>> BEGIN MATERIAL FOR THE TASK
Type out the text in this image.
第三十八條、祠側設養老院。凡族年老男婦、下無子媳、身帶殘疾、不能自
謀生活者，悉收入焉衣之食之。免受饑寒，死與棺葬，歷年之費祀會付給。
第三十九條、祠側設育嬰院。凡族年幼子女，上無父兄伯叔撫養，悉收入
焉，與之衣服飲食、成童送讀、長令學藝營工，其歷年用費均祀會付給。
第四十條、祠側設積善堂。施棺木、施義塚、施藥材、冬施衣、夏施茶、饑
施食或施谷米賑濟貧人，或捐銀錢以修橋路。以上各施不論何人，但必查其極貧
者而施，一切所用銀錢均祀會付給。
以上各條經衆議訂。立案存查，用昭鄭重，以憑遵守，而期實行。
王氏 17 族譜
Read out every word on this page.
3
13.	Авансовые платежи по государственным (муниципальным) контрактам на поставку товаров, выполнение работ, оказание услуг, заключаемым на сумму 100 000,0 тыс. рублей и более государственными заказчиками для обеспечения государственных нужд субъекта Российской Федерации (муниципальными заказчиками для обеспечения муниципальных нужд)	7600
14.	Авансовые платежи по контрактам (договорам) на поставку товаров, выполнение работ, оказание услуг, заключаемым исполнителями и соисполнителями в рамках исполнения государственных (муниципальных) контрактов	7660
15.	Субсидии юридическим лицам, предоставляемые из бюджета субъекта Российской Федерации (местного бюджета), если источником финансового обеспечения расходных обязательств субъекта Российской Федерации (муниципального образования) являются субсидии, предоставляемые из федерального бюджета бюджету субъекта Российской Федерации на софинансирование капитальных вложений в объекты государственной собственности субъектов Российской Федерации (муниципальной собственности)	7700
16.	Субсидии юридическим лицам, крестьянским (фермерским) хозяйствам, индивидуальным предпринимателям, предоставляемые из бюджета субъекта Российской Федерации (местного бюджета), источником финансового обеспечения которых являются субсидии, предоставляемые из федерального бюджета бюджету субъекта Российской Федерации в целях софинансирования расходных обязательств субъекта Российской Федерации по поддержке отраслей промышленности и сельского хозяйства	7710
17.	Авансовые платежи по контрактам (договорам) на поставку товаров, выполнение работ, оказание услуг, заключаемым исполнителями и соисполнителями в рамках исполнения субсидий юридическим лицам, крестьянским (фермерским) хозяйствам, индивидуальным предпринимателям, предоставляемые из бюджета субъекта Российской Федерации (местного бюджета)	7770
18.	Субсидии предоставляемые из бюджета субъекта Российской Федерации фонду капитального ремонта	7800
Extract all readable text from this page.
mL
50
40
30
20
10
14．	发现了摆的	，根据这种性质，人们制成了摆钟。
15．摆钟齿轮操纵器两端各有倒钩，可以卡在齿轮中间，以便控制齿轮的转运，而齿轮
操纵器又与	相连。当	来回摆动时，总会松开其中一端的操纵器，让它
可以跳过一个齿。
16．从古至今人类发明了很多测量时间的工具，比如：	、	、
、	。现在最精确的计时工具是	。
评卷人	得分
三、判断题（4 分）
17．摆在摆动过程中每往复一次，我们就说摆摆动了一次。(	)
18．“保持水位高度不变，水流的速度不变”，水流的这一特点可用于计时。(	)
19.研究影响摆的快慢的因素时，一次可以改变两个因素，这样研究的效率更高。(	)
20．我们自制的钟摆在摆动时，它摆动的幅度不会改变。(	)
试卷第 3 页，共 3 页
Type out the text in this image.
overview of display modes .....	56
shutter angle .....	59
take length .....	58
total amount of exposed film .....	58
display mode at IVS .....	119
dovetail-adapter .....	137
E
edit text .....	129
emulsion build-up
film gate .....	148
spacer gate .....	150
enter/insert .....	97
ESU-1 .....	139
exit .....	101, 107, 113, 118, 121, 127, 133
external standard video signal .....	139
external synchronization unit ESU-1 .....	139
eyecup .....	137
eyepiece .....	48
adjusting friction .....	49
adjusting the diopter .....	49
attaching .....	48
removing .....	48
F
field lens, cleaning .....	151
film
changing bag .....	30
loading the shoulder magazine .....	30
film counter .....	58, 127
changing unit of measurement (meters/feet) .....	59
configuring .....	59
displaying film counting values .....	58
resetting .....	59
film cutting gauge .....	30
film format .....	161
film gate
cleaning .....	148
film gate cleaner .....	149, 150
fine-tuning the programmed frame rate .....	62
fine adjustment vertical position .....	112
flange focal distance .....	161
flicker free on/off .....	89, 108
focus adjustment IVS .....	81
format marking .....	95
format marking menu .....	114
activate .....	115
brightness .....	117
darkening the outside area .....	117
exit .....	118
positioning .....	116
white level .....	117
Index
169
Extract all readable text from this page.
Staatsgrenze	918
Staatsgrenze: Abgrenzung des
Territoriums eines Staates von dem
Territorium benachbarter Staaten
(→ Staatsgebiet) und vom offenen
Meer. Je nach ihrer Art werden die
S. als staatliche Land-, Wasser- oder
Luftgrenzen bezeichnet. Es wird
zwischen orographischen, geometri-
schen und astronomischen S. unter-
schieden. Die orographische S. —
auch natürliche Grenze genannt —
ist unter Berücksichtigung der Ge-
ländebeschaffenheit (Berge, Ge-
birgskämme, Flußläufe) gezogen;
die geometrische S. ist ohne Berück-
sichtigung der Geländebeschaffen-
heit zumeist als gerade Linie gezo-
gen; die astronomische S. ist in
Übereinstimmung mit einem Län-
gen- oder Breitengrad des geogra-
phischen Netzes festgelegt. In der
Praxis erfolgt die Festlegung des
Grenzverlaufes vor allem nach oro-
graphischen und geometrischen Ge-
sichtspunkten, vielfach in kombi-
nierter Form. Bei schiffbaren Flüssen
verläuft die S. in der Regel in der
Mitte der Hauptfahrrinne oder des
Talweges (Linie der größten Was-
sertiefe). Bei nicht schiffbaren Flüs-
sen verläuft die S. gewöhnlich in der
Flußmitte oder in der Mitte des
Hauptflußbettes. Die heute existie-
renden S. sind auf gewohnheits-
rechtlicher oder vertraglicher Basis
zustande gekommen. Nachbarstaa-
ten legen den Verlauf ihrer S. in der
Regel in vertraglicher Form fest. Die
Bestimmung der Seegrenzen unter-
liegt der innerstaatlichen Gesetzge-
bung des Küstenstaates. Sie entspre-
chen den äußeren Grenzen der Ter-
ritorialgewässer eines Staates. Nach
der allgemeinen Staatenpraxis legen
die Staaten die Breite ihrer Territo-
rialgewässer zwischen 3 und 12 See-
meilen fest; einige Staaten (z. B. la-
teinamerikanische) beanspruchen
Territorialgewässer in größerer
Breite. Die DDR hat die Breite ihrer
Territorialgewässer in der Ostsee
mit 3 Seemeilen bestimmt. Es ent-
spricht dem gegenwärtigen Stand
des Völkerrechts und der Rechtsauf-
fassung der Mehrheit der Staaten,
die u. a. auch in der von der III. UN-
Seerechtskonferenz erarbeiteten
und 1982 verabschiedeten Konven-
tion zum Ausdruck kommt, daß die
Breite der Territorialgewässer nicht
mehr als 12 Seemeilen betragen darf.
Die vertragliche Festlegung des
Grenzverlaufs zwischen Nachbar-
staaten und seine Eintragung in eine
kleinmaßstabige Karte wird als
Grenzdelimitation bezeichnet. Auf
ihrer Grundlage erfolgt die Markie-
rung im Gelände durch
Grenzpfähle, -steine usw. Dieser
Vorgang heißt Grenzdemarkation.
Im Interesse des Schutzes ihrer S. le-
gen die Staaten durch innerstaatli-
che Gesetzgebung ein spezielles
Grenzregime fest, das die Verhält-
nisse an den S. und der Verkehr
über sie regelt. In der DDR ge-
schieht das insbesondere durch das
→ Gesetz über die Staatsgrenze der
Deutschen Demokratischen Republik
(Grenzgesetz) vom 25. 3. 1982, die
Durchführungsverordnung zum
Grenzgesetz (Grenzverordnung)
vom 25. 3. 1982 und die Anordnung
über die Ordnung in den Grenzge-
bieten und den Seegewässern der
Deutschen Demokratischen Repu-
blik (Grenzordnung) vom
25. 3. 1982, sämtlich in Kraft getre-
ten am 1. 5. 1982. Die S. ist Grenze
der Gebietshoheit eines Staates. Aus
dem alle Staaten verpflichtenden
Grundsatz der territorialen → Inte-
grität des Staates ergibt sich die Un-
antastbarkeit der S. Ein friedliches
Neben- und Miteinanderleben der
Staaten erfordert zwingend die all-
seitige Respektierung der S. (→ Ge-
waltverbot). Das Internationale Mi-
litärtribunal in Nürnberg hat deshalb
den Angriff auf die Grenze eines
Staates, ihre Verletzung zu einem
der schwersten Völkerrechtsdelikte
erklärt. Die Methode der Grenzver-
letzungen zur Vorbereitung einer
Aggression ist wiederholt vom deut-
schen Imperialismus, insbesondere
>> END MATERIAL FOR THE TASK
From the entries above, copy each line holding "verläuft".

ANSWER FOR THE TASK
verläuft die S. in der Regel in der
sen verläuft die S. gewöhnlich in der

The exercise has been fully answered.